Determine how many lines in these records hold "реализации". Only the number is wanted.

● ● ● ● ●

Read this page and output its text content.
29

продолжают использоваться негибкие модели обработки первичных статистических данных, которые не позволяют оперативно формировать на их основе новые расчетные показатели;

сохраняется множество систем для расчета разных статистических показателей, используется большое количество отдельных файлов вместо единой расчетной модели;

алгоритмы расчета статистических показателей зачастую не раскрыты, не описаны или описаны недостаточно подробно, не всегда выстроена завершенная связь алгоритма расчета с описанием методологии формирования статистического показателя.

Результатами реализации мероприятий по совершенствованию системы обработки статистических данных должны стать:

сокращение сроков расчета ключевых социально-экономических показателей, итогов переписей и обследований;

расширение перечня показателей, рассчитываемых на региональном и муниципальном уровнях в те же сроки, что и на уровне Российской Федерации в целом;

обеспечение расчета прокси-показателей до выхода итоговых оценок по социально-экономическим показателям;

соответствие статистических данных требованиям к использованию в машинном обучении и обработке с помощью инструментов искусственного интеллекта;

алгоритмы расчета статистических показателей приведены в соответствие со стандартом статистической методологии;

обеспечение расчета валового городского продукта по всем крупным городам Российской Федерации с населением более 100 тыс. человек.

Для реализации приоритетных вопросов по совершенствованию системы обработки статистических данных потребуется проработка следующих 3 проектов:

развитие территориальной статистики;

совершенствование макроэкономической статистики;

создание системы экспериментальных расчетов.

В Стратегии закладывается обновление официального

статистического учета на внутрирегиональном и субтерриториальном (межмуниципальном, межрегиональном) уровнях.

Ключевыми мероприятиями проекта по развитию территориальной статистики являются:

● ● ● ● ●

- [IN RESPONSE] 2